Rewrite everything from the line containing "Identify all the" down to the line containing "lock-position-toggle[interactable] xyxy=(722,388,786,424)", changing "Ancho" to "Anchura" and keeping the rest unchanged.

## Start Data supplied

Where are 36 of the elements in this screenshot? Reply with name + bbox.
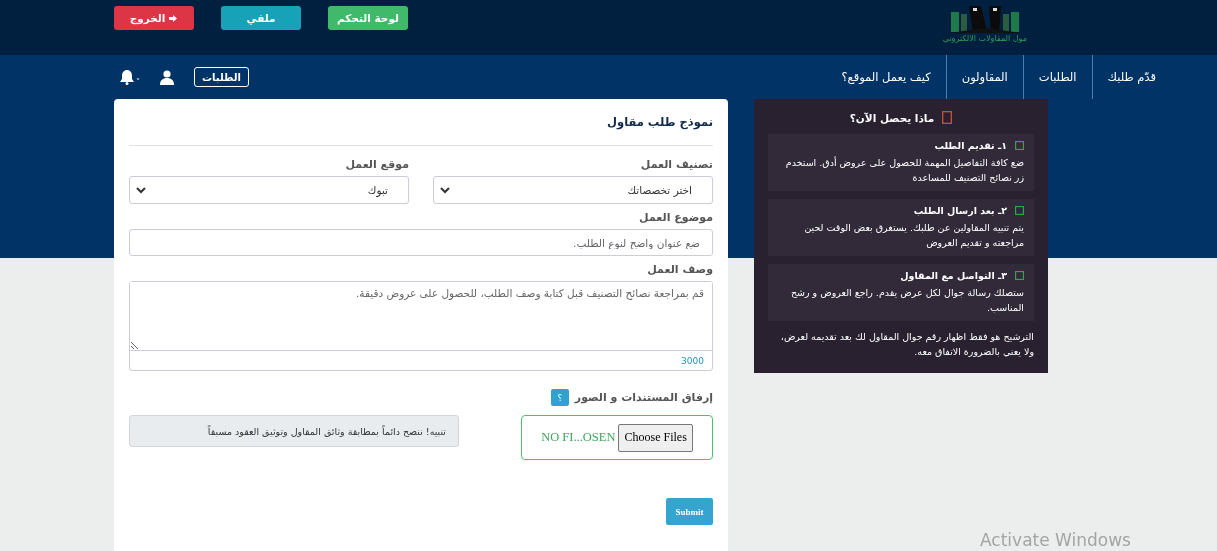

## End Data supplied
## Start Data supplied

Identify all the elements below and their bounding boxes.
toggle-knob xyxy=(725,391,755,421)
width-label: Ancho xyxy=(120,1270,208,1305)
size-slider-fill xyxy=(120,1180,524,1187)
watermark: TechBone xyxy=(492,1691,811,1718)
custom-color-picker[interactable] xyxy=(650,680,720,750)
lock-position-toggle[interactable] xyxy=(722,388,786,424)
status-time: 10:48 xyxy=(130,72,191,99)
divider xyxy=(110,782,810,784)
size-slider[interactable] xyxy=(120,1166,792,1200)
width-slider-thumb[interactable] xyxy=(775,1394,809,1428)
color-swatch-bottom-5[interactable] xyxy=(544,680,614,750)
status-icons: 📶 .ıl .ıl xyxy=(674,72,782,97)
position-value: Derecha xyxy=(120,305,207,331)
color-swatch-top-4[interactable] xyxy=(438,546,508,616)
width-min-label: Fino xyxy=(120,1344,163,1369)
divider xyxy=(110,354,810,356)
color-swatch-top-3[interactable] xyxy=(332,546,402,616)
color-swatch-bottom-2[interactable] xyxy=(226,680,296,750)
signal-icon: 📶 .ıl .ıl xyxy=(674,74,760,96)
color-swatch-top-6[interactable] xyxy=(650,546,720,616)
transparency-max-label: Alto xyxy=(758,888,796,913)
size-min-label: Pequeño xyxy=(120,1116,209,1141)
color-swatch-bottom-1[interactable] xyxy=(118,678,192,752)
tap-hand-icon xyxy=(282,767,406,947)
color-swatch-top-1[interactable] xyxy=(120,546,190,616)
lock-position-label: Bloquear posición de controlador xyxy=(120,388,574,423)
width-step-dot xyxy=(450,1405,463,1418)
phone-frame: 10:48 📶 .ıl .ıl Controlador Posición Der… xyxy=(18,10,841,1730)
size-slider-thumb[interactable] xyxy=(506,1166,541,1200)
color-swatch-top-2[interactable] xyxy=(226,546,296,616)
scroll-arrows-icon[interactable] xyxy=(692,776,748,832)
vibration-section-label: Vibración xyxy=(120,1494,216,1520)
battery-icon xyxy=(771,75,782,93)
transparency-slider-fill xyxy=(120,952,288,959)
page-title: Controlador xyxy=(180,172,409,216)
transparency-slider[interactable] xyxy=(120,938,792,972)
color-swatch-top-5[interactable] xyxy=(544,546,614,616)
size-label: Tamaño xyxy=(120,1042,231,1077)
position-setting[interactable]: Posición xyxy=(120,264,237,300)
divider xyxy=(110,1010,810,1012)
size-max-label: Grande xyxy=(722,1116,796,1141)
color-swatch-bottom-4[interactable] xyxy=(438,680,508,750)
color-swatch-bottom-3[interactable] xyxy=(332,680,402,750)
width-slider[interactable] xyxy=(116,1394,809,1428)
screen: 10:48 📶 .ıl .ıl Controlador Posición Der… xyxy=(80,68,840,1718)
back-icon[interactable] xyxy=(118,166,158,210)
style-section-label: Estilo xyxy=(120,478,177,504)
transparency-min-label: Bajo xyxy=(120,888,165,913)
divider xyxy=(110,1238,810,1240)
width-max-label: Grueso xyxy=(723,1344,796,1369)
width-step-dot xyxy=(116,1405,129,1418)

## End Data supplied

[Written response]:
Identify all the elements below and their bounding boxes.
toggle-knob xyxy=(725,391,755,421)
width-label: Anchura xyxy=(120,1270,208,1305)
size-slider-fill xyxy=(120,1180,524,1187)
watermark: TechBone xyxy=(492,1691,811,1718)
custom-color-picker[interactable] xyxy=(650,680,720,750)
lock-position-toggle[interactable] xyxy=(722,388,786,424)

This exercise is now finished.